### Goal
Write out the listing below without alteration, omitting its pictures.

• • •

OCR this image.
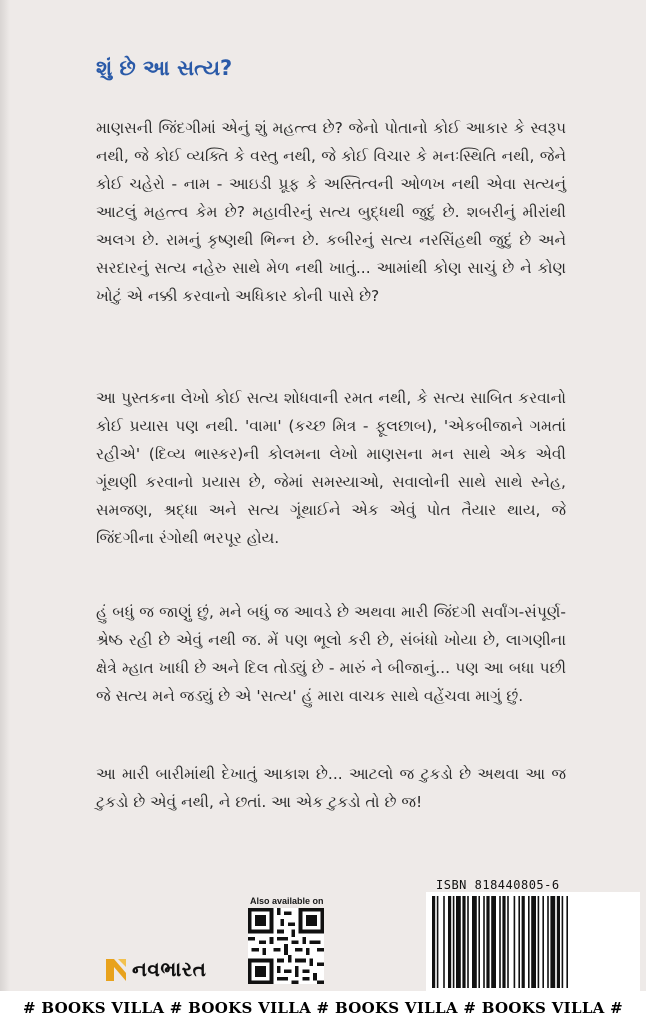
શું છે આ સત્ય?

માણસની જિંદગીમાં એનું શું મહત્ત્વ છે? જેનો પોતાનો કોઈ આકાર કે સ્વરૂપ નથી, જે કોઈ વ્યક્તિ કે વસ્તુ નથી, જે કોઈ વિચાર કે મનઃસ્થિતિ નથી, જેને કોઈ ચહેરો - નામ - આઇડી પ્રૂફ કે અસ્તિત્વની ઓળખ નથી એવા સત્યનું આટલું મહત્ત્વ કેમ છે? મહાવીરનું સત્ય બુદ્ધથી જુદું છે. શબરીનું મીરાંથી અલગ છે. રામનું કૃષ્ણથી ભિન્ન છે. કબીરનું સત્ય નરસિંહથી જુદું છે અને સરદારનું સત્ય નહેરુ સાથે મેળ નથી ખાતું... આમાંથી કોણ સાચું છે ને કોણ ખોટું એ નક્કી કરવાનો અધિકાર કોની પાસે છે?

આ પુસ્તકના લેખો કોઈ સત્ય શોધવાની રમત નથી, કે સત્ય સાબિત કરવાનો કોઈ પ્રયાસ પણ નથી. 'વામા' (કચ્છ મિત્ર - ફૂલછાબ), 'એકબીજાને ગમતાં રહીએ' (દિવ્ય ભાસ્કર)ની કોલમના લેખો માણસના મન સાથે એક એવી ગૂંથણી કરવાનો પ્રયાસ છે, જેમાં સમસ્યાઓ, સવાલોની સાથે સાથે સ્નેહ, સમજણ, શ્રદ્ધા અને સત્ય ગૂંથાઈને એક એવું પોત તૈયાર થાય, જે જિંદગીના રંગોથી ભરપૂર હોય.

હું બધું જ જાણું છું, મને બધું જ આવડે છે અથવા મારી જિંદગી સર્વાંગ-સંપૂર્ણ-શ્રેષ્ઠ રહી છે એવું નથી જ. મેં પણ ભૂલો કરી છે, સંબંધો ખોયા છે, લાગણીના ક્ષેત્રે મ્હાત ખાધી છે અને દિલ તોડ્યું છે - મારું ને બીજાનું... પણ આ બધા પછી જે સત્ય મને જડ્યું છે એ 'સત્ય' હું મારા વાચક સાથે વહેંચવા માગું છું.

આ મારી બારીમાંથી દેખાતું આકાશ છે... આટલો જ ટુકડો છે અથવા આ જ ટુકડો છે એવું નથી, ને છતાં. આ એક ટુકડો તો છે જ!

નવભારત
Also available on
ISBN 818440805-6
# BOOKS VILLA # BOOKS VILLA # BOOKS VILLA # BOOKS VILLA #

• • •

### Answer in full
OCR this image.
શું છે આ સત્ય?

માણસની જિંદગીમાં એનું શું મહત્ત્વ છે? જેનો પોતાનો કોઈ આકાર કે સ્વરૂપ નથી, જે કોઈ વ્યક્તિ કે વસ્તુ નથી, જે કોઈ વિચાર કે મનઃસ્થિતિ નથી, જેને કોઈ ચહેરો - નામ - આઇડી પ્રૂફ કે અસ્તિત્વની ઓળખ નથી એવા સત્યનું આટલું મહત્ત્વ કેમ છે? મહાવીરનું સત્ય બુદ્ધથી જુદું છે. શબરીનું મીરાંથી અલગ છે. રામનું કૃષ્ણથી ભિન્ન છે. કબીરનું સત્ય નરસિંહથી જુદું છે અને સરદારનું સત્ય નહેરુ સાથે મેળ નથી ખાતું... આમાંથી કોણ સાચું છે ને કોણ ખોટું એ નક્કી કરવાનો અધિકાર કોની પાસે છે?

આ પુસ્તકના લેખો કોઈ સત્ય શોધવાની રમત નથી, કે સત્ય સાબિત કરવાનો કોઈ પ્રયાસ પણ નથી. 'વામા' (કચ્છ મિત્ર - ફૂલછાબ), 'એકબીજાને ગમતાં રહીએ' (દિવ્ય ભાસ્કર)ની કોલમના લેખો માણસના મન સાથે એક એવી ગૂંથણી કરવાનો પ્રયાસ છે, જેમાં સમસ્યાઓ, સવાલોની સાથે સાથે સ્નેહ, સમજણ, શ્રદ્ધા અને સત્ય ગૂંથાઈને એક એવું પોત તૈયાર થાય, જે જિંદગીના રંગોથી ભરપૂર હોય.

હું બધું જ જાણું છું, મને બધું જ આવડે છે અથવા મારી જિંદગી સર્વાંગ-સંપૂર્ણ-શ્રેષ્ઠ રહી છે એવું નથી જ. મેં પણ ભૂલો કરી છે, સંબંધો ખોયા છે, લાગણીના ક્ષેત્રે મ્હાત ખાધી છે અને દિલ તોડ્યું છે - મારું ને બીજાનું... પણ આ બધા પછી જે સત્ય મને જડ્યું છે એ 'સત્ય' હું મારા વાચક સાથે વહેંચવા માગું છું.

આ મારી બારીમાંથી દેખાતું આકાશ છે... આટલો જ ટુકડો છે અથવા આ જ ટુકડો છે એવું નથી, ને છતાં. આ એક ટુકડો તો છે જ!

નવભારત
Also available on
ISBN 818440805-6
# BOOKS VILLA # BOOKS VILLA # BOOKS VILLA # BOOKS VILLA #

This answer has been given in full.